• _To do_
Reproduce the material in full, exactly as written.

- - - -

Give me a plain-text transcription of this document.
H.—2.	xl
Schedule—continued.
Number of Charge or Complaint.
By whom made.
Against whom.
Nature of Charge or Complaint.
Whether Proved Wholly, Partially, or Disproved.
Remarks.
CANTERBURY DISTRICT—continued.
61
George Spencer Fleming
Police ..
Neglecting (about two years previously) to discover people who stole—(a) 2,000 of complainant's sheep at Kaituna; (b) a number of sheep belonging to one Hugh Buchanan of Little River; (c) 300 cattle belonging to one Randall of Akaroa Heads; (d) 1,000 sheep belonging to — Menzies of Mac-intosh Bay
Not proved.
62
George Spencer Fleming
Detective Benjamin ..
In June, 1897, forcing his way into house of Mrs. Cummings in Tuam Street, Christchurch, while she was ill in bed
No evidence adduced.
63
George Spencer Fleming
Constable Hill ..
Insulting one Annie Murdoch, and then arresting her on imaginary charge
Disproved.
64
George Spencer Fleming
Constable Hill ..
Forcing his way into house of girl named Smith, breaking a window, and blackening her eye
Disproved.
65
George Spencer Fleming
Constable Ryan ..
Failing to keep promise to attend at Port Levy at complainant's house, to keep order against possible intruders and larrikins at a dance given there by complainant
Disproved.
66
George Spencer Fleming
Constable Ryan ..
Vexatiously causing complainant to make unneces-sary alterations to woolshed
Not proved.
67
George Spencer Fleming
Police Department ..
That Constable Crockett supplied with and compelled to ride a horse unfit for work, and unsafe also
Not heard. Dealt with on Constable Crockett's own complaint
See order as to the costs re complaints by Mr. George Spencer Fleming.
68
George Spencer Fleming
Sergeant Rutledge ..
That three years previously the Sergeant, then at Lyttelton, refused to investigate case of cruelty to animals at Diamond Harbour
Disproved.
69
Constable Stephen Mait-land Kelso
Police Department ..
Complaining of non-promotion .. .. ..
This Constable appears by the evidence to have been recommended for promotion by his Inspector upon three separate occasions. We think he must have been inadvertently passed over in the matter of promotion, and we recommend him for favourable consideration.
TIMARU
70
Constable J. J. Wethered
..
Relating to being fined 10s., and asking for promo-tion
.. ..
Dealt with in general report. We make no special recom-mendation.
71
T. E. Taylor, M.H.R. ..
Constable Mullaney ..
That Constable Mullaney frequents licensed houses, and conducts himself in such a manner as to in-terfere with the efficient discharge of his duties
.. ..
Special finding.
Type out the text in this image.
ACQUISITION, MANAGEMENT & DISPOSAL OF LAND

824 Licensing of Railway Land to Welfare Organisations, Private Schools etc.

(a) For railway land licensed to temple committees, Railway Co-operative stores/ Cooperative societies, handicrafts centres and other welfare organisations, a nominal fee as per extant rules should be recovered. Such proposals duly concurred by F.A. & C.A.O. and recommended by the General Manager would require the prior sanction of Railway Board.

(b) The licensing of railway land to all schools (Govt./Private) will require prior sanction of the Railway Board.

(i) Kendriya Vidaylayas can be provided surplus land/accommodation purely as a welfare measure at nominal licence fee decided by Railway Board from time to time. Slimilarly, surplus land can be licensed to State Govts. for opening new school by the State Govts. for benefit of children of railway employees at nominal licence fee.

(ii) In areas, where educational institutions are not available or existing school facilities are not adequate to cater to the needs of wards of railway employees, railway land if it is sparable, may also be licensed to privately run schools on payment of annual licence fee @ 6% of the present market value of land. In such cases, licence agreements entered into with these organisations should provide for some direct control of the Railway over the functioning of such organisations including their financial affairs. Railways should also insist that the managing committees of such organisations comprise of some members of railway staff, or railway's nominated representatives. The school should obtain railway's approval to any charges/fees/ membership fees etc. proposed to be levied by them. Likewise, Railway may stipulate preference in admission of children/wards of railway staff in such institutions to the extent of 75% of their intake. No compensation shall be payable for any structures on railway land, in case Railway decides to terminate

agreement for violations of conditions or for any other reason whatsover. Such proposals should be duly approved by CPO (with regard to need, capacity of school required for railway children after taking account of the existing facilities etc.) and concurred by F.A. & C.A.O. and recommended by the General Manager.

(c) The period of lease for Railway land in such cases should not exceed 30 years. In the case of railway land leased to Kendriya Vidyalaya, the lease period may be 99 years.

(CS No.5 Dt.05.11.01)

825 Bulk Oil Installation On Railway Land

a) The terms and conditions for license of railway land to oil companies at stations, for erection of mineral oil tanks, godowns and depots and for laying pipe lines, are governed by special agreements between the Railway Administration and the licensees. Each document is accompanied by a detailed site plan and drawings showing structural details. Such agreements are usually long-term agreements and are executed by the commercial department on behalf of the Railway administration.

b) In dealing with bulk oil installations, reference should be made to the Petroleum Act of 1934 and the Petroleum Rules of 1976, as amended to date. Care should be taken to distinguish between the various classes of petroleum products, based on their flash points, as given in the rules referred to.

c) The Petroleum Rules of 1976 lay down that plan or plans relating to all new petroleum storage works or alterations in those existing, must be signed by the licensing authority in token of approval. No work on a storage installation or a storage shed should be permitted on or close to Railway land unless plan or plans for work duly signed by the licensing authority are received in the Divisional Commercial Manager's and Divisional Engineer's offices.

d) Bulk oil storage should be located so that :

- - - -

• _Written response_
Give me a plain-text transcription of this document.
H.—2.	xl
Schedule—continued.
Number of Charge or Complaint.
By whom made.
Against whom.
Nature of Charge or Complaint.
Whether Proved Wholly, Partially, or Disproved.
Remarks.
CANTERBURY DISTRICT—continued.
61
George Spencer Fleming
Police ..
Neglecting (about two years previously) to discover people who stole—(a) 2,000 of complainant's sheep at Kaituna; (b) a number of sheep belonging to one Hugh Buchanan of Little River; (c) 300 cattle belonging to one Randall of Akaroa Heads; (d) 1,000 sheep belonging to — Menzies of Mac-intosh Bay
Not proved.
62
George Spencer Fleming
Detective Benjamin ..
In June, 1897, forcing his way into house of Mrs. Cummings in Tuam Street, Christchurch, while she was ill in bed
No evidence adduced.
63
George Spencer Fleming
Constable Hill ..
Insulting one Annie Murdoch, and then arresting her on imaginary charge
Disproved.
64
George Spencer Fleming
Constable Hill ..
Forcing his way into house of girl named Smith, breaking a window, and blackening her eye
Disproved.
65
George Spencer Fleming
Constable Ryan ..
Failing to keep promise to attend at Port Levy at complainant's house, to keep order against possible intruders and larrikins at a dance given there by complainant
Disproved.
66
George Spencer Fleming
Constable Ryan ..
Vexatiously causing complainant to make unneces-sary alterations to woolshed
Not proved.
67
George Spencer Fleming
Police Department ..
That Constable Crockett supplied with and compelled to ride a horse unfit for work, and unsafe also
Not heard. Dealt with on Constable Crockett's own complaint
See order as to the costs re complaints by Mr. George Spencer Fleming.
68
George Spencer Fleming
Sergeant Rutledge ..
That three years previously the Sergeant, then at Lyttelton, refused to investigate case of cruelty to animals at Diamond Harbour
Disproved.
69
Constable Stephen Mait-land Kelso
Police Department ..
Complaining of non-promotion .. .. ..
This Constable appears by the evidence to have been recommended for promotion by his Inspector upon three separate occasions. We think he must have been inadvertently passed over in the matter of promotion, and we recommend him for favourable consideration.
TIMARU
70
Constable J. J. Wethered
..
Relating to being fined 10s., and asking for promo-tion
.. ..
Dealt with in general report. We make no special recom-mendation.
71
T. E. Taylor, M.H.R. ..
Constable Mullaney ..
That Constable Mullaney frequents licensed houses, and conducts himself in such a manner as to in-terfere with the efficient discharge of his duties
.. ..
Special finding.
Type out the text in this image.
ACQUISITION, MANAGEMENT & DISPOSAL OF LAND

824 Licensing of Railway Land to Welfare Organisations, Private Schools etc.

(a) For railway land licensed to temple committees, Railway Co-operative stores/ Cooperative societies, handicrafts centres and other welfare organisations, a nominal fee as per extant rules should be recovered. Such proposals duly concurred by F.A. & C.A.O. and recommended by the General Manager would require the prior sanction of Railway Board.

(b) The licensing of railway land to all schools (Govt./Private) will require prior sanction of the Railway Board.

(i) Kendriya Vidaylayas can be provided surplus land/accommodation purely as a welfare measure at nominal licence fee decided by Railway Board from time to time. Slimilarly, surplus land can be licensed to State Govts. for opening new school by the State Govts. for benefit of children of railway employees at nominal licence fee.

(ii) In areas, where educational institutions are not available or existing school facilities are not adequate to cater to the needs of wards of railway employees, railway land if it is sparable, may also be licensed to privately run schools on payment of annual licence fee @ 6% of the present market value of land. In such cases, licence agreements entered into with these organisations should provide for some direct control of the Railway over the functioning of such organisations including their financial affairs. Railways should also insist that the managing committees of such organisations comprise of some members of railway staff, or railway's nominated representatives. The school should obtain railway's approval to any charges/fees/ membership fees etc. proposed to be levied by them. Likewise, Railway may stipulate preference in admission of children/wards of railway staff in such institutions to the extent of 75% of their intake. No compensation shall be payable for any structures on railway land, in case Railway decides to terminate

agreement for violations of conditions or for any other reason whatsover. Such proposals should be duly approved by CPO (with regard to need, capacity of school required for railway children after taking account of the existing facilities etc.) and concurred by F.A. & C.A.O. and recommended by the General Manager.

(c) The period of lease for Railway land in such cases should not exceed 30 years. In the case of railway land leased to Kendriya Vidyalaya, the lease period may be 99 years.

(CS No.5 Dt.05.11.01)

825 Bulk Oil Installation On Railway Land

a) The terms and conditions for license of railway land to oil companies at stations, for erection of mineral oil tanks, godowns and depots and for laying pipe lines, are governed by special agreements between the Railway Administration and the licensees. Each document is accompanied by a detailed site plan and drawings showing structural details. Such agreements are usually long-term agreements and are executed by the commercial department on behalf of the Railway administration.

b) In dealing with bulk oil installations, reference should be made to the Petroleum Act of 1934 and the Petroleum Rules of 1976, as amended to date. Care should be taken to distinguish between the various classes of petroleum products, based on their flash points, as given in the rules referred to.

c) The Petroleum Rules of 1976 lay down that plan or plans relating to all new petroleum storage works or alterations in those existing, must be signed by the licensing authority in token of approval. No work on a storage installation or a storage shed should be permitted on or close to Railway land unless plan or plans for work duly signed by the licensing authority are received in the Divisional Commercial Manager's and Divisional Engineer's offices.

d) Bulk oil storage should be located so that :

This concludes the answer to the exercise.